Table of Contents generated with DocToc

Data Science

Background

Data scientists are accustomed to writing code rather than using a self-service style for data cleaning, data exploration, data modeling, machine learning, data visualization and other data processing tasks. Well-known products providing these functionalities include Databricks Data Science Workspace, Zeppelin, Jupyter, etc. Hengshi Sense version 1.1, following these products, offered a "Data Science" functionality, supporting the writing and execution of Python, R, Scala, Markdown, Native SQL, Spark SQL code. This feature, leveraging the Livy Spark job service management, actually executes the code on Spark. Since it was a significant implementation overhead and there was low customer demand, it was not ported to versions after 2.0. However, considering the "Data Preparation" functionality, we were torn between catering to IT personnel or business users. The existing self-serve "Data Preparation" is geared towards business users, but the current customer need is actually the execution of SQL from within the "Data Science" feature, so we decided to bring back the "Data Science" functionality, starting with support for SQL.

Feature Description

A new "Data Science" entry has been added, which is at the same level as "Data Preparation" and others. Only users with the "Data Management" role can see the "Data Science" entry. All users with the "Data Management" role can view all "Notes" without isolation.

Workflow

  • Step 1: Administrator creates data scientist user and assigns the data management role.
  • Step 2: The data scientist user logs in and creates a note.
  • Step 3: Set the connections available for the note and give authorization to use.
  • Step 4: The data scientist user enters the note, adds an SQL type paragraph, sets the target connection for execution, writes the SQL statement, and runs the paragraph.
  • Step 5: The data scientist user sets the execution plan for the note.

The following will introduce in detail the various concepts and operations of data science.

Notes

There are multiple "Notes" in data science, each independent of each other. Each "Note" contains multiple "Paragraphs." Each "Note" supports:

  • Create, delete, edit, and view
  • Rename
  • Execute all/stop all
  • Set an execution plan, to be uniformly scheduled by the Scheduler.
  • Users can set whether the entire "Note" or a single "Paragraph" should be treated as a transaction.
  • Users can set the list of connections available for the "Note." The connections a user can add must be ones with RW (read-write) permissions.

Creating a Note

Deleting a Note

Select a note, open the menu with three dots, and click delete.

Editing a Note

Click on a note in the notes list, open the note for modification.

Paragraphs

Each “Paragraph” sets a type, currently only supporting SQL. Each “Paragraph” supports:

  • Create, delete, edit, and view. Creation includes new blank "Paragraphs" and generating new "Paragraphs" by uploading files.
  • Can be executed individually, including "Test Execution" (do not submit) and "Submit Execution"
  • Standard output: If the final statement in the paragraph is a Select statement, the results of the first 20 rows will be outputted; otherwise, no output will be displayed.
  • View execution log
  • Choose a connection. SQL types can choose a connection from the "Note's" connection list.
  • Choose the default execution path (schema).
  • Open, becoming a separate "Paragraph" in edit mode, similar to an SQL query dataset.

Objective: Can you write out the Data Science page starting with "The following will" and going on through "as a transaction.", substituting "Task Scheduler" for "Scheduler"? The rows after this point have nothing to do with the Data Science page.

Supplied information:
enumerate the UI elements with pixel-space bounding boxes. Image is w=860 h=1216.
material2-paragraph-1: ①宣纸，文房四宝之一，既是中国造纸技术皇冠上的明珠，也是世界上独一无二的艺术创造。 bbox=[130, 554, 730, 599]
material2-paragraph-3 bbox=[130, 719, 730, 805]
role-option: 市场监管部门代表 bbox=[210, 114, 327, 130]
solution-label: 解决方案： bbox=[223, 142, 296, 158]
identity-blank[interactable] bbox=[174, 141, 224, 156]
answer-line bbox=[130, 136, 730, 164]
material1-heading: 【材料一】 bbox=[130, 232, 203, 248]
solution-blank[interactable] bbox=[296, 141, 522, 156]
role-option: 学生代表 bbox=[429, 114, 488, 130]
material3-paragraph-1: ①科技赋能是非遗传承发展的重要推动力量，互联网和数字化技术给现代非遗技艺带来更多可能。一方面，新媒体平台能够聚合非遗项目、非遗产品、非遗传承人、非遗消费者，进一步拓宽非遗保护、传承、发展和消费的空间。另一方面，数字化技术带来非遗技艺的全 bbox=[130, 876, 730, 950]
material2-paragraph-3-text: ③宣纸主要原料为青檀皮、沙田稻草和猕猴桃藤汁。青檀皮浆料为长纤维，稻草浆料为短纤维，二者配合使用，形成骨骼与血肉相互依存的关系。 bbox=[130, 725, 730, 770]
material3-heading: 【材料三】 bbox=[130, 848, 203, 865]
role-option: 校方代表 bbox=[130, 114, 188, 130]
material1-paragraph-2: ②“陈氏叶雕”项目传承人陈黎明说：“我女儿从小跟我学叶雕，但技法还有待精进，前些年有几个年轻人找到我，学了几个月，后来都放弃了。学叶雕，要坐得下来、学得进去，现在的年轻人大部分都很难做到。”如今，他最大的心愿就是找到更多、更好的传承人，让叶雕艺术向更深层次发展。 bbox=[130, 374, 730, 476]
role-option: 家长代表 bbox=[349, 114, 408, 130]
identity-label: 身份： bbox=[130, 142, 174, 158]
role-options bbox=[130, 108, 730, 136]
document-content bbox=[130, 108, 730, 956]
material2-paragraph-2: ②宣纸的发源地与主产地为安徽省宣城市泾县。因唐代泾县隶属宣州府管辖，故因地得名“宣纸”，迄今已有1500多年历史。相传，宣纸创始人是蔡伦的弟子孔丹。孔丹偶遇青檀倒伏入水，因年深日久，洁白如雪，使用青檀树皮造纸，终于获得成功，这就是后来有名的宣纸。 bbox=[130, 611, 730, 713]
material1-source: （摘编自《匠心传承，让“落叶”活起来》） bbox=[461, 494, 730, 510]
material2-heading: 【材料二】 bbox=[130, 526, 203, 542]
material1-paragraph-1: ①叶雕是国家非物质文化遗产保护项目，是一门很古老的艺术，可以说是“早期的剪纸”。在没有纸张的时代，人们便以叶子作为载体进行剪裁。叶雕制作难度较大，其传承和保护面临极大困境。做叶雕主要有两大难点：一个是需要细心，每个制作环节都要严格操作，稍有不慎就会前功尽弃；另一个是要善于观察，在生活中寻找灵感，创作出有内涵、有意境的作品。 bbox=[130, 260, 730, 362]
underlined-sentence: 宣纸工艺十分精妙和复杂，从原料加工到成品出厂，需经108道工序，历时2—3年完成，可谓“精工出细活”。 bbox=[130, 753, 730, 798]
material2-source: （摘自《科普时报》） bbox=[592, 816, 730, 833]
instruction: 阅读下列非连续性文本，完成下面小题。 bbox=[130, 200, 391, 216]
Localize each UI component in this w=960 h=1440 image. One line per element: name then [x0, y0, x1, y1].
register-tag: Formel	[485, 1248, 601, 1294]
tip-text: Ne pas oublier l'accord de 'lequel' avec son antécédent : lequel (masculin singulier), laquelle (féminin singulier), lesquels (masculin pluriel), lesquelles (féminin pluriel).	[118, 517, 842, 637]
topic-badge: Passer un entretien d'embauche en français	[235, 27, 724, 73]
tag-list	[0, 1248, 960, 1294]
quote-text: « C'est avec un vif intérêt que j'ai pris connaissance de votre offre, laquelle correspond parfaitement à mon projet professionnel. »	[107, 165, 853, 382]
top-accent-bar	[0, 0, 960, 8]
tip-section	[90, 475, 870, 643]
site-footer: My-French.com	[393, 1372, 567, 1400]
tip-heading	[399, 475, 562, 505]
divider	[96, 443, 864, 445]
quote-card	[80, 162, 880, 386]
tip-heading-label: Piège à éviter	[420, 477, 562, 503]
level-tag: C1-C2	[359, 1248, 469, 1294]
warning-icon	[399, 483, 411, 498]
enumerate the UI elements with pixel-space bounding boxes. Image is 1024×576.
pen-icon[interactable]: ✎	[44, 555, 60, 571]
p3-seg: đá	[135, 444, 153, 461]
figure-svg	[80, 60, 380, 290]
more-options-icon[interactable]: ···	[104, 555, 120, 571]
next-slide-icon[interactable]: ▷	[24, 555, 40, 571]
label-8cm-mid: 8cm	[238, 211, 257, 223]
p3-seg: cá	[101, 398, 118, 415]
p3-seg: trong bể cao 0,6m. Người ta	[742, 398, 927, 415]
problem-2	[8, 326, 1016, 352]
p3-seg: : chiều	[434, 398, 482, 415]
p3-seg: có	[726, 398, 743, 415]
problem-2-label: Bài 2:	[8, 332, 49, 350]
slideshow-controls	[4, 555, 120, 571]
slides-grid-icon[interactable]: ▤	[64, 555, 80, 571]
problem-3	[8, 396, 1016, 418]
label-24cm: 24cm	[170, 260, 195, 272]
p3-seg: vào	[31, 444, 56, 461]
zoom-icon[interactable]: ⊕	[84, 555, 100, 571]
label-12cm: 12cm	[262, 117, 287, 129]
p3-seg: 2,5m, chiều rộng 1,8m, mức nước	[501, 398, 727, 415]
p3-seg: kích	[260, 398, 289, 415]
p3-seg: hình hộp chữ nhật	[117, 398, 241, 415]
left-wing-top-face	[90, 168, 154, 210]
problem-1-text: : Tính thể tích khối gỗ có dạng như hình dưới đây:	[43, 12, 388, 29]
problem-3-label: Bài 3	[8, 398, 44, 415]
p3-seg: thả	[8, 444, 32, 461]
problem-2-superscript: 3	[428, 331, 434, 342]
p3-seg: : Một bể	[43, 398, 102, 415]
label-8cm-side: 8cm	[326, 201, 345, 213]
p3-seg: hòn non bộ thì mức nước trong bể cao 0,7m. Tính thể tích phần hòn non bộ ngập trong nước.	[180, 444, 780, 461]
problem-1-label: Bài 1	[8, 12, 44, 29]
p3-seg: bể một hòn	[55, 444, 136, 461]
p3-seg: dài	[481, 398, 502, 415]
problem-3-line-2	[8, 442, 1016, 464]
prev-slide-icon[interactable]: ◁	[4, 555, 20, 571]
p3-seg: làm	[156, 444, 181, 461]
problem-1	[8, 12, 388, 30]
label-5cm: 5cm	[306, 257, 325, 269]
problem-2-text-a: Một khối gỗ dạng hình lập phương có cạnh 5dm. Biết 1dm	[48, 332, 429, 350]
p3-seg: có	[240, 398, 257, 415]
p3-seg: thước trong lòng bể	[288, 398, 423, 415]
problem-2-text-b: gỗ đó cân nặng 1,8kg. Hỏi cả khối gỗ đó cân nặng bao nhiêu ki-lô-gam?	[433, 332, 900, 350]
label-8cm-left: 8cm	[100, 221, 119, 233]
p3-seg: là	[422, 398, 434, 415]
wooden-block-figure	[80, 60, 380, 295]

Result for this exercise:
The following will introduce in detail the various concepts and operations of data science.

Notes

There are multiple "Notes" in data science, each independent of each other. Each "Note" contains multiple "Paragraphs." Each "Note" supports:

  • Create, delete, edit, and view
  • Rename
  • Execute all/stop all
  • Set an execution plan, to be uniformly scheduled by the Task Scheduler.
  • Users can set whether the entire "Note" or a single "Paragraph" should be treated as a transaction.